- **Given entries**:

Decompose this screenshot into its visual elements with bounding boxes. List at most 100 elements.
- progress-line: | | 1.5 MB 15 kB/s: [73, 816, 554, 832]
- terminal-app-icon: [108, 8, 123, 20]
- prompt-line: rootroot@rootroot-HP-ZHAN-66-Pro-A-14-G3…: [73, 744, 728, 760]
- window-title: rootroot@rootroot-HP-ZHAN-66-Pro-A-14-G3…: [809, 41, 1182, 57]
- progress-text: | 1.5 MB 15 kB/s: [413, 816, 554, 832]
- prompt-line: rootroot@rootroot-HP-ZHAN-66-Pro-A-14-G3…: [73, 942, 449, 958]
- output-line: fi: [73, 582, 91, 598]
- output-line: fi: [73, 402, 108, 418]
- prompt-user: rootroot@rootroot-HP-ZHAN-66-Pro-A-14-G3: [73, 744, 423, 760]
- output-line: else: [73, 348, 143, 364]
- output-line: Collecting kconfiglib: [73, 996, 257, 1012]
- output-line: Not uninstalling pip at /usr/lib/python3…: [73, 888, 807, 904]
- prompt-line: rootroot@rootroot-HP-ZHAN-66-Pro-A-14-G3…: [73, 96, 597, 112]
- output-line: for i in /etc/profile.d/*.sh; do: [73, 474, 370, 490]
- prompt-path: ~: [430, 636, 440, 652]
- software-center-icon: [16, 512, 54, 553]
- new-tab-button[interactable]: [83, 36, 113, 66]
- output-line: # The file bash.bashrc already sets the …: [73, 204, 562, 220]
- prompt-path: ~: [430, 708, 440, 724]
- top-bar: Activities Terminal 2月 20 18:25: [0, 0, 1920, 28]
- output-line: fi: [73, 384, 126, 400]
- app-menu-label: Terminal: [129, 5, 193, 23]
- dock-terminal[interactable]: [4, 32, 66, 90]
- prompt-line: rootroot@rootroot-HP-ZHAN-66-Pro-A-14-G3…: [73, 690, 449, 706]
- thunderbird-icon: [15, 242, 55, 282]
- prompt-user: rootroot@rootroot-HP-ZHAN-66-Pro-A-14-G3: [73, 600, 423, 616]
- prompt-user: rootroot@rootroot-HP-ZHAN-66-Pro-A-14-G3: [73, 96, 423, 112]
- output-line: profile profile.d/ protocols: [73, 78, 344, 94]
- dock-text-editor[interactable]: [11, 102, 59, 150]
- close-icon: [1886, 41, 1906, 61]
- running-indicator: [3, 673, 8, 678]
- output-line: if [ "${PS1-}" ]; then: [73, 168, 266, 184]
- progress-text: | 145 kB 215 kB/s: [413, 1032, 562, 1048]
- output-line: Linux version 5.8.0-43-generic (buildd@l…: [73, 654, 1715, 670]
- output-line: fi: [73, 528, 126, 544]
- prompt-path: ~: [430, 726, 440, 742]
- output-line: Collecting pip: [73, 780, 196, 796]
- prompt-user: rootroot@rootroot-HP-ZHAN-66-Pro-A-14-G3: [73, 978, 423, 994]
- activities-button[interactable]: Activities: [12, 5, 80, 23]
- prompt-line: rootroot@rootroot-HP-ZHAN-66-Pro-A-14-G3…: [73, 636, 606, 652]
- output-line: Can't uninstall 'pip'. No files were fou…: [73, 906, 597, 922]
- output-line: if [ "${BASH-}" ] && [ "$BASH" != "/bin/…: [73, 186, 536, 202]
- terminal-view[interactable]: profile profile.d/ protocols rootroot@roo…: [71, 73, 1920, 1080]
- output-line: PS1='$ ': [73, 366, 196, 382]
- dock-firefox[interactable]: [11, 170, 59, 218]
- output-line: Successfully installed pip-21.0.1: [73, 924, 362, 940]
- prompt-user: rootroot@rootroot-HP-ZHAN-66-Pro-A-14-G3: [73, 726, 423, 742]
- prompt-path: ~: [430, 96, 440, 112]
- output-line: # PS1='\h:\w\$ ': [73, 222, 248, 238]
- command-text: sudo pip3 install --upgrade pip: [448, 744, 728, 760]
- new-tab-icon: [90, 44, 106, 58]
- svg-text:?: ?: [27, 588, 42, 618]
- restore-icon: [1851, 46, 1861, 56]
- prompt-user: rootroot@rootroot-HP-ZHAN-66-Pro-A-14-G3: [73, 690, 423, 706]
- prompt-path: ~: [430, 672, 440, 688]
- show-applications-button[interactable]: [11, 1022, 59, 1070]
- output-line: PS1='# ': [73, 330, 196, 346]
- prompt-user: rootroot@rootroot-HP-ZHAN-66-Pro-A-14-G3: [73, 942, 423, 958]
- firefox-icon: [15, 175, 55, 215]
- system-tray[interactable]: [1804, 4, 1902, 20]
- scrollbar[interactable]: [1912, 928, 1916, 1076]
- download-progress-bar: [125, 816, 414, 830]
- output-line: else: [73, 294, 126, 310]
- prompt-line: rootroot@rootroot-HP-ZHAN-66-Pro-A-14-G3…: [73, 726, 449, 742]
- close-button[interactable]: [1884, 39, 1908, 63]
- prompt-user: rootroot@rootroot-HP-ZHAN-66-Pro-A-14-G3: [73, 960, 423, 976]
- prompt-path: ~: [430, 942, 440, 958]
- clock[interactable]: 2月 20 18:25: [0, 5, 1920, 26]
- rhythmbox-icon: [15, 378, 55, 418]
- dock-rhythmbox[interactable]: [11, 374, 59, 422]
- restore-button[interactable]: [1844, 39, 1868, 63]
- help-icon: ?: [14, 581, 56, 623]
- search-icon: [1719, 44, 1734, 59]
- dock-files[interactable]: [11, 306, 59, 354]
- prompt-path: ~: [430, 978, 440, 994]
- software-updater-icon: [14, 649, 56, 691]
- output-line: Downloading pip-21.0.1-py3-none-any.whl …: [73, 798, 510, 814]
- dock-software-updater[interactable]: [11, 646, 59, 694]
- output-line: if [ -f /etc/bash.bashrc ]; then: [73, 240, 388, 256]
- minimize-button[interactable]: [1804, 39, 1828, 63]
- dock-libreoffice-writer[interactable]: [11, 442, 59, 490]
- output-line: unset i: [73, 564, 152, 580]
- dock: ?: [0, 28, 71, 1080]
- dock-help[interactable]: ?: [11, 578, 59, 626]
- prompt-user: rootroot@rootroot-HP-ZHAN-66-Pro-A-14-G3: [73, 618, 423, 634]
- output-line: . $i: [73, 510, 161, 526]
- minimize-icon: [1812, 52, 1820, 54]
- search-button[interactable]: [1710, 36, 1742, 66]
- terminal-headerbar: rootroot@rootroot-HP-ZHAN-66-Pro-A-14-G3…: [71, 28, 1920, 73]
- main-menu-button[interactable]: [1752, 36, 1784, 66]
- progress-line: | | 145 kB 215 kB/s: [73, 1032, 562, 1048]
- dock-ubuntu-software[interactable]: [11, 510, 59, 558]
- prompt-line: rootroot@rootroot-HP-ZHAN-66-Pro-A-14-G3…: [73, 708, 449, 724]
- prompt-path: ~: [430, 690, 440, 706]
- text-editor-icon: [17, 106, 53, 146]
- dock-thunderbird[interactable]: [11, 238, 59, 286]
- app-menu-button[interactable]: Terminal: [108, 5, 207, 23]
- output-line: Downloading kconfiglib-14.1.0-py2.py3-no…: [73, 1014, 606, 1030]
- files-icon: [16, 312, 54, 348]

- **Your task**: Write out the rows above again word for word, from the first row through the line that contains "978, 423, 994]".

- **Exercise output**:
Decompose this screenshot into its visual elements with bounding boxes. List at most 100 elements.
- progress-line: | | 1.5 MB 15 kB/s: [73, 816, 554, 832]
- terminal-app-icon: [108, 8, 123, 20]
- prompt-line: rootroot@rootroot-HP-ZHAN-66-Pro-A-14-G3…: [73, 744, 728, 760]
- window-title: rootroot@rootroot-HP-ZHAN-66-Pro-A-14-G3…: [809, 41, 1182, 57]
- progress-text: | 1.5 MB 15 kB/s: [413, 816, 554, 832]
- prompt-line: rootroot@rootroot-HP-ZHAN-66-Pro-A-14-G3…: [73, 942, 449, 958]
- output-line: fi: [73, 582, 91, 598]
- output-line: fi: [73, 402, 108, 418]
- prompt-user: rootroot@rootroot-HP-ZHAN-66-Pro-A-14-G3: [73, 744, 423, 760]
- output-line: else: [73, 348, 143, 364]
- output-line: Collecting kconfiglib: [73, 996, 257, 1012]
- output-line: Not uninstalling pip at /usr/lib/python3…: [73, 888, 807, 904]
- prompt-line: rootroot@rootroot-HP-ZHAN-66-Pro-A-14-G3…: [73, 96, 597, 112]
- output-line: for i in /etc/profile.d/*.sh; do: [73, 474, 370, 490]
- prompt-path: ~: [430, 636, 440, 652]
- software-center-icon: [16, 512, 54, 553]
- new-tab-button[interactable]: [83, 36, 113, 66]
- output-line: # The file bash.bashrc already sets the …: [73, 204, 562, 220]
- prompt-path: ~: [430, 708, 440, 724]
- top-bar: Activities Terminal 2月 20 18:25: [0, 0, 1920, 28]
- output-line: fi: [73, 384, 126, 400]
- app-menu-label: Terminal: [129, 5, 193, 23]
- dock-terminal[interactable]: [4, 32, 66, 90]
- prompt-line: rootroot@rootroot-HP-ZHAN-66-Pro-A-14-G3…: [73, 690, 449, 706]
- thunderbird-icon: [15, 242, 55, 282]
- prompt-user: rootroot@rootroot-HP-ZHAN-66-Pro-A-14-G3: [73, 600, 423, 616]
- prompt-user: rootroot@rootroot-HP-ZHAN-66-Pro-A-14-G3: [73, 96, 423, 112]
- output-line: profile profile.d/ protocols: [73, 78, 344, 94]
- dock-text-editor[interactable]: [11, 102, 59, 150]
- close-icon: [1886, 41, 1906, 61]
- running-indicator: [3, 673, 8, 678]
- output-line: if [ "${PS1-}" ]; then: [73, 168, 266, 184]
- progress-text: | 145 kB 215 kB/s: [413, 1032, 562, 1048]
- output-line: Linux version 5.8.0-43-generic (buildd@l…: [73, 654, 1715, 670]
- output-line: fi: [73, 528, 126, 544]
- prompt-path: ~: [430, 726, 440, 742]
- output-line: Collecting pip: [73, 780, 196, 796]
- prompt-user: rootroot@rootroot-HP-ZHAN-66-Pro-A-14-G3: [73, 978, 423, 994]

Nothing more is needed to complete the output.